> _REQUIREMENT_
Copy out all lines where "annotation" appears.

═════ STORED DATA ═════

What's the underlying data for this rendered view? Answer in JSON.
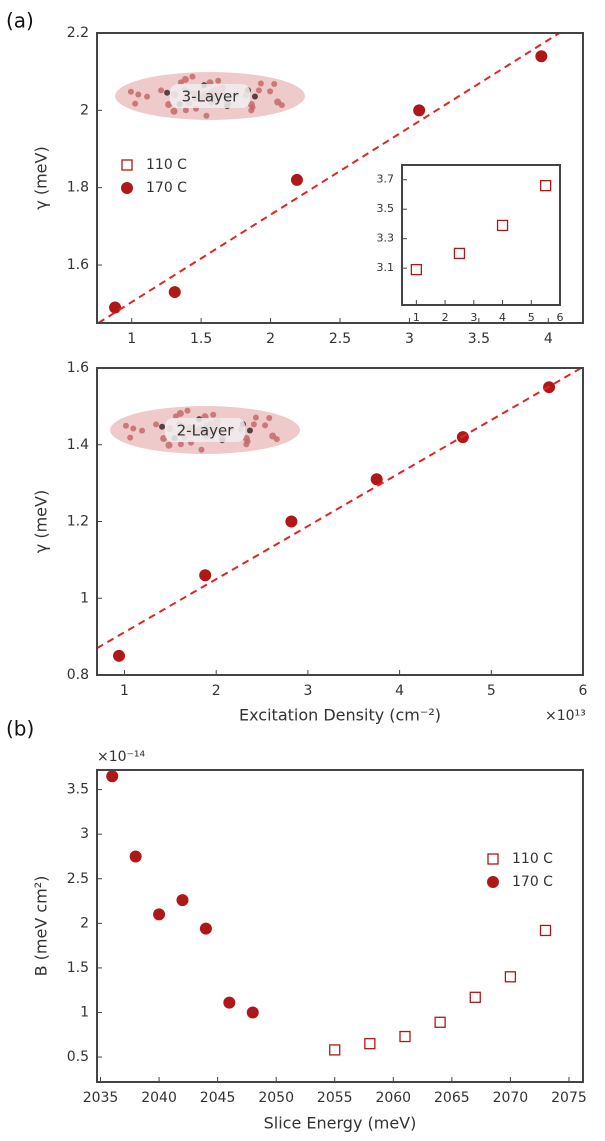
{
  "panel_labels": [
    "(a)",
    "(b)"
  ],
  "chart_data": [
    {
      "type": "scatter",
      "ylabel": "γ (meV)",
      "annotation": "3-Layer",
      "xlim": [
        0.75,
        4.25
      ],
      "xticks": [
        1,
        1.5,
        2,
        2.5,
        3,
        3.5,
        4
      ],
      "ylim": [
        1.45,
        2.2
      ],
      "yticks": [
        1.6,
        1.8,
        2,
        2.2
      ],
      "legend": "upper left",
      "series": [
        {
          "name": "110 C",
          "color": "#b01818",
          "marker": "square-open",
          "x": [],
          "values": []
        },
        {
          "name": "170 C",
          "color": "#b01818",
          "marker": "circle",
          "x": [
            0.88,
            1.31,
            2.19,
            3.07,
            3.95
          ],
          "values": [
            1.49,
            1.53,
            1.82,
            2.0,
            2.14
          ]
        },
        {
          "color": "#e02525",
          "marker": "dashed-line",
          "x": [
            0.76,
            4.08
          ],
          "values": [
            1.45,
            2.2
          ]
        }
      ]
    },
    {
      "type": "scatter",
      "xlim": [
        0.5,
        6
      ],
      "xticks": [
        1,
        2,
        3,
        4,
        5,
        6
      ],
      "ylim": [
        2.85,
        3.8
      ],
      "yticks": [
        3.1,
        3.3,
        3.5,
        3.7
      ],
      "series": [
        {
          "color": "#b01818",
          "marker": "square-open",
          "x": [
            1.0,
            2.5,
            4.0,
            5.5
          ],
          "values": [
            3.09,
            3.2,
            3.39,
            3.66
          ]
        }
      ]
    },
    {
      "type": "scatter",
      "ylabel": "γ (meV)",
      "xlabel": "Excitation Density (cm⁻²)",
      "x_multiplier": "×10¹³",
      "annotation": "2-Layer",
      "xlim": [
        0.7,
        6
      ],
      "xticks": [
        1,
        2,
        3,
        4,
        5,
        6
      ],
      "ylim": [
        0.8,
        1.6
      ],
      "yticks": [
        0.8,
        1,
        1.2,
        1.4,
        1.6
      ],
      "series": [
        {
          "color": "#b01818",
          "marker": "circle",
          "x": [
            0.94,
            1.88,
            2.82,
            3.75,
            4.69,
            5.63
          ],
          "values": [
            0.85,
            1.06,
            1.2,
            1.31,
            1.42,
            1.55
          ]
        },
        {
          "color": "#e02525",
          "marker": "dashed-line",
          "x": [
            0.7,
            5.98
          ],
          "values": [
            0.87,
            1.6
          ]
        }
      ]
    },
    {
      "type": "scatter",
      "ylabel": "B (meV cm²)",
      "xlabel": "Slice Energy (meV)",
      "y_multiplier": "×10⁻¹⁴",
      "xlim": [
        2034.7,
        2076.2
      ],
      "xticks": [
        2035,
        2040,
        2045,
        2050,
        2055,
        2060,
        2065,
        2070,
        2075
      ],
      "ylim": [
        0.22,
        3.72
      ],
      "yticks": [
        0.5,
        1,
        1.5,
        2,
        2.5,
        3,
        3.5
      ],
      "legend": "upper right",
      "series": [
        {
          "name": "110 C",
          "color": "#b01818",
          "marker": "square-open",
          "x": [
            2055,
            2058,
            2061,
            2064,
            2067,
            2070,
            2073
          ],
          "values": [
            0.58,
            0.65,
            0.73,
            0.89,
            1.17,
            1.4,
            1.92
          ]
        },
        {
          "name": "170 C",
          "color": "#b01818",
          "marker": "circle",
          "x": [
            2036,
            2038,
            2040,
            2042,
            2044,
            2046,
            2048
          ],
          "values": [
            3.65,
            2.75,
            2.1,
            2.26,
            1.94,
            1.11,
            1.0
          ]
        }
      ]
    }
  ]
}
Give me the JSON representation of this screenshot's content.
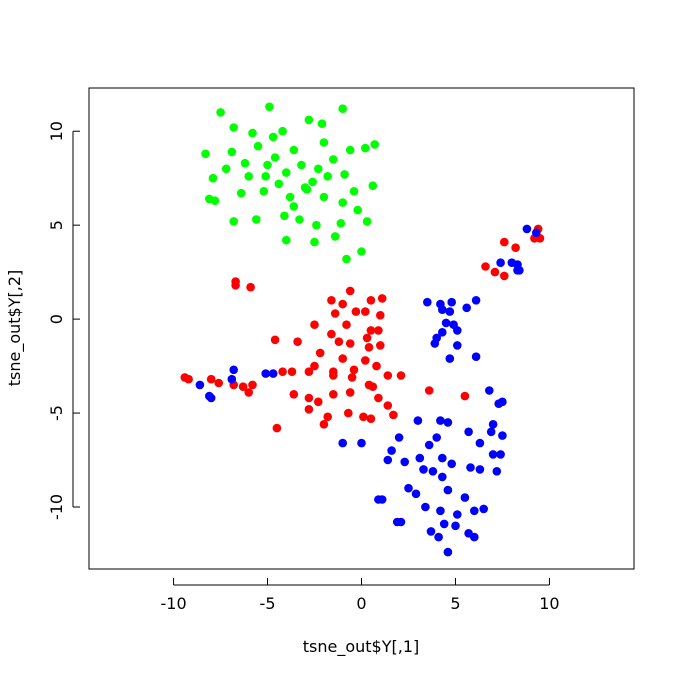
{
  "chart_data": {
    "type": "scatter",
    "xlabel": "tsne_out$Y[,1]",
    "ylabel": "tsne_out$Y[,2]",
    "xlim": [
      -14.5,
      14.5
    ],
    "ylim": [
      -13.3,
      12.3
    ],
    "xticks": [
      -10,
      -5,
      0,
      5,
      10
    ],
    "yticks": [
      -10,
      -5,
      0,
      5,
      10
    ],
    "grid": false,
    "series": [
      {
        "color": "#00ff00",
        "points": [
          [
            -7.5,
            11.0
          ],
          [
            -6.8,
            10.2
          ],
          [
            -4.9,
            11.3
          ],
          [
            -4.2,
            10.0
          ],
          [
            -2.8,
            10.6
          ],
          [
            -1.0,
            11.2
          ],
          [
            -2.1,
            10.4
          ],
          [
            -5.8,
            9.9
          ],
          [
            -8.3,
            8.8
          ],
          [
            -6.9,
            8.9
          ],
          [
            -5.5,
            9.2
          ],
          [
            -4.6,
            8.6
          ],
          [
            -3.6,
            9.0
          ],
          [
            -2.0,
            9.4
          ],
          [
            -0.6,
            9.0
          ],
          [
            0.2,
            9.1
          ],
          [
            0.7,
            9.3
          ],
          [
            -7.2,
            8.0
          ],
          [
            -6.0,
            7.6
          ],
          [
            -5.0,
            8.2
          ],
          [
            -4.0,
            7.8
          ],
          [
            -3.2,
            8.2
          ],
          [
            -2.6,
            7.3
          ],
          [
            -1.8,
            7.6
          ],
          [
            -0.9,
            7.7
          ],
          [
            0.6,
            7.1
          ],
          [
            -8.1,
            6.4
          ],
          [
            -7.8,
            6.3
          ],
          [
            -6.4,
            6.7
          ],
          [
            -5.2,
            6.8
          ],
          [
            -4.4,
            7.2
          ],
          [
            -3.8,
            6.5
          ],
          [
            -2.9,
            6.9
          ],
          [
            -2.0,
            6.5
          ],
          [
            -1.0,
            6.2
          ],
          [
            -0.2,
            5.8
          ],
          [
            -6.8,
            5.2
          ],
          [
            -5.6,
            5.3
          ],
          [
            -4.1,
            5.5
          ],
          [
            -3.3,
            5.3
          ],
          [
            -2.4,
            5.0
          ],
          [
            -1.1,
            5.1
          ],
          [
            0.3,
            5.2
          ],
          [
            -4.0,
            4.2
          ],
          [
            -2.5,
            4.1
          ],
          [
            -1.4,
            4.4
          ],
          [
            0.0,
            3.6
          ],
          [
            -0.8,
            3.2
          ],
          [
            -7.9,
            7.5
          ],
          [
            -3.0,
            7.0
          ],
          [
            -1.5,
            8.5
          ],
          [
            -6.2,
            8.3
          ],
          [
            -4.7,
            9.7
          ],
          [
            -5.1,
            7.6
          ],
          [
            -2.3,
            8.0
          ],
          [
            -0.4,
            6.8
          ],
          [
            -3.6,
            6.0
          ]
        ]
      },
      {
        "color": "#ff0000",
        "points": [
          [
            -6.7,
            2.0
          ],
          [
            -6.7,
            1.8
          ],
          [
            -5.9,
            1.7
          ],
          [
            -1.6,
            1.0
          ],
          [
            -0.6,
            1.5
          ],
          [
            0.5,
            1.0
          ],
          [
            1.1,
            1.1
          ],
          [
            -1.0,
            0.8
          ],
          [
            -0.3,
            0.4
          ],
          [
            0.2,
            0.4
          ],
          [
            -1.4,
            0.3
          ],
          [
            1.0,
            0.2
          ],
          [
            -2.5,
            -0.3
          ],
          [
            -0.8,
            -0.3
          ],
          [
            0.5,
            -0.6
          ],
          [
            0.9,
            -0.6
          ],
          [
            -1.6,
            -0.8
          ],
          [
            0.3,
            -1.0
          ],
          [
            -1.2,
            -1.2
          ],
          [
            -4.6,
            -1.1
          ],
          [
            -3.4,
            -1.2
          ],
          [
            -0.6,
            -1.3
          ],
          [
            0.4,
            -1.5
          ],
          [
            1.0,
            -1.4
          ],
          [
            -2.2,
            -1.8
          ],
          [
            -1.0,
            -2.1
          ],
          [
            0.2,
            -2.2
          ],
          [
            -2.5,
            -2.5
          ],
          [
            0.8,
            -2.5
          ],
          [
            -1.5,
            -2.8
          ],
          [
            -0.4,
            -2.7
          ],
          [
            -9.4,
            -3.1
          ],
          [
            -9.2,
            -3.2
          ],
          [
            -8.0,
            -3.2
          ],
          [
            -7.6,
            -3.4
          ],
          [
            -6.8,
            -3.5
          ],
          [
            -6.3,
            -3.6
          ],
          [
            -5.8,
            -3.5
          ],
          [
            -6.0,
            -3.9
          ],
          [
            -4.2,
            -2.8
          ],
          [
            -3.7,
            -2.8
          ],
          [
            -2.8,
            -2.8
          ],
          [
            -1.5,
            -3.0
          ],
          [
            -0.5,
            -3.1
          ],
          [
            0.4,
            -3.5
          ],
          [
            1.4,
            -3.0
          ],
          [
            2.1,
            -3.0
          ],
          [
            -3.6,
            -4.0
          ],
          [
            -2.8,
            -4.2
          ],
          [
            -2.3,
            -4.4
          ],
          [
            -1.5,
            -4.0
          ],
          [
            -0.6,
            -3.9
          ],
          [
            0.6,
            -3.6
          ],
          [
            0.9,
            -4.2
          ],
          [
            1.4,
            -4.6
          ],
          [
            -2.8,
            -4.8
          ],
          [
            -1.8,
            -5.2
          ],
          [
            -0.7,
            -5.0
          ],
          [
            0.1,
            -5.2
          ],
          [
            0.5,
            -5.3
          ],
          [
            1.7,
            -5.1
          ],
          [
            -4.5,
            -5.8
          ],
          [
            -2.0,
            -5.6
          ],
          [
            3.6,
            -3.8
          ],
          [
            5.5,
            -4.1
          ],
          [
            6.6,
            2.8
          ],
          [
            7.1,
            2.5
          ],
          [
            7.6,
            2.3
          ],
          [
            7.6,
            4.1
          ],
          [
            8.2,
            3.8
          ],
          [
            9.2,
            4.3
          ],
          [
            9.4,
            4.8
          ],
          [
            9.5,
            4.3
          ]
        ]
      },
      {
        "color": "#0000ff",
        "points": [
          [
            8.8,
            4.8
          ],
          [
            9.3,
            4.6
          ],
          [
            7.4,
            3.0
          ],
          [
            8.0,
            3.0
          ],
          [
            8.3,
            2.9
          ],
          [
            8.3,
            2.6
          ],
          [
            8.4,
            2.6
          ],
          [
            3.5,
            0.9
          ],
          [
            4.2,
            0.8
          ],
          [
            4.8,
            0.9
          ],
          [
            6.1,
            1.0
          ],
          [
            5.6,
            0.6
          ],
          [
            4.3,
            0.5
          ],
          [
            4.7,
            0.4
          ],
          [
            4.5,
            -0.2
          ],
          [
            4.9,
            -0.3
          ],
          [
            5.1,
            -0.6
          ],
          [
            4.3,
            -0.7
          ],
          [
            4.0,
            -1.0
          ],
          [
            5.1,
            -1.4
          ],
          [
            3.9,
            -1.3
          ],
          [
            6.1,
            -2.0
          ],
          [
            4.7,
            -2.1
          ],
          [
            -6.8,
            -2.7
          ],
          [
            -5.1,
            -2.9
          ],
          [
            -4.7,
            -2.9
          ],
          [
            -6.9,
            -3.2
          ],
          [
            -8.6,
            -3.5
          ],
          [
            -8.1,
            -4.1
          ],
          [
            -8.0,
            -4.2
          ],
          [
            6.8,
            -3.8
          ],
          [
            7.3,
            -4.5
          ],
          [
            7.5,
            -4.4
          ],
          [
            4.2,
            -5.4
          ],
          [
            4.6,
            -5.5
          ],
          [
            3.0,
            -5.4
          ],
          [
            2.0,
            -6.3
          ],
          [
            -1.0,
            -6.6
          ],
          [
            0.0,
            -6.6
          ],
          [
            3.6,
            -6.7
          ],
          [
            4.0,
            -6.3
          ],
          [
            5.7,
            -6.0
          ],
          [
            6.3,
            -6.6
          ],
          [
            7.0,
            -5.6
          ],
          [
            6.9,
            -6.0
          ],
          [
            7.5,
            -6.2
          ],
          [
            1.6,
            -7.0
          ],
          [
            2.3,
            -7.6
          ],
          [
            3.1,
            -7.4
          ],
          [
            4.3,
            -7.4
          ],
          [
            4.8,
            -7.7
          ],
          [
            5.8,
            -7.9
          ],
          [
            6.3,
            -8.0
          ],
          [
            7.2,
            -8.1
          ],
          [
            7.0,
            -7.2
          ],
          [
            7.4,
            -7.2
          ],
          [
            1.4,
            -7.5
          ],
          [
            3.3,
            -8.0
          ],
          [
            3.8,
            -8.1
          ],
          [
            4.3,
            -8.4
          ],
          [
            2.5,
            -9.0
          ],
          [
            2.9,
            -9.3
          ],
          [
            4.6,
            -9.1
          ],
          [
            5.5,
            -9.5
          ],
          [
            0.9,
            -9.6
          ],
          [
            1.1,
            -9.6
          ],
          [
            3.4,
            -10.0
          ],
          [
            4.2,
            -10.2
          ],
          [
            5.1,
            -10.4
          ],
          [
            6.0,
            -10.2
          ],
          [
            6.5,
            -10.1
          ],
          [
            2.1,
            -10.8
          ],
          [
            1.9,
            -10.8
          ],
          [
            4.4,
            -10.9
          ],
          [
            5.0,
            -11.0
          ],
          [
            3.7,
            -11.3
          ],
          [
            4.1,
            -11.6
          ],
          [
            5.7,
            -11.4
          ],
          [
            6.0,
            -11.6
          ],
          [
            4.6,
            -12.4
          ]
        ]
      }
    ]
  }
}
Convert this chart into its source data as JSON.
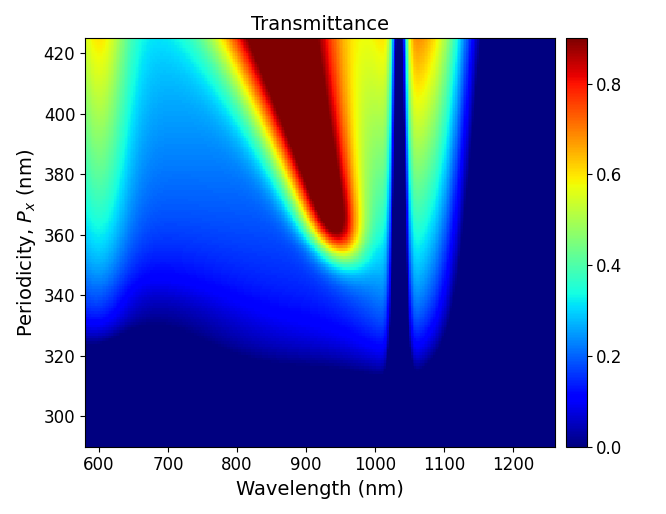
{
  "wavelength_min": 580,
  "wavelength_max": 1260,
  "wavelength_n": 300,
  "periodicity_min": 290,
  "periodicity_max": 425,
  "periodicity_n": 150,
  "colormap": "jet",
  "vmin": 0,
  "vmax": 0.9,
  "title": "Transmittance",
  "xlabel": "Wavelength (nm)",
  "ylabel": "Periodicity, $P_x$ (nm)",
  "xticks": [
    600,
    700,
    800,
    900,
    1000,
    1100,
    1200
  ],
  "yticks": [
    300,
    320,
    340,
    360,
    380,
    400,
    420
  ],
  "title_fontsize": 14,
  "label_fontsize": 14,
  "tick_fontsize": 12,
  "colorbar_ticks": [
    0,
    0.2,
    0.4,
    0.6,
    0.8
  ],
  "colorbar_fontsize": 12,
  "figsize": [
    6.66,
    5.14
  ],
  "dpi": 100
}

═════

> _RESPONSE TO THIS EXERCISE_
      "annotation": "3-Layer",
      "annotation": "2-Layer",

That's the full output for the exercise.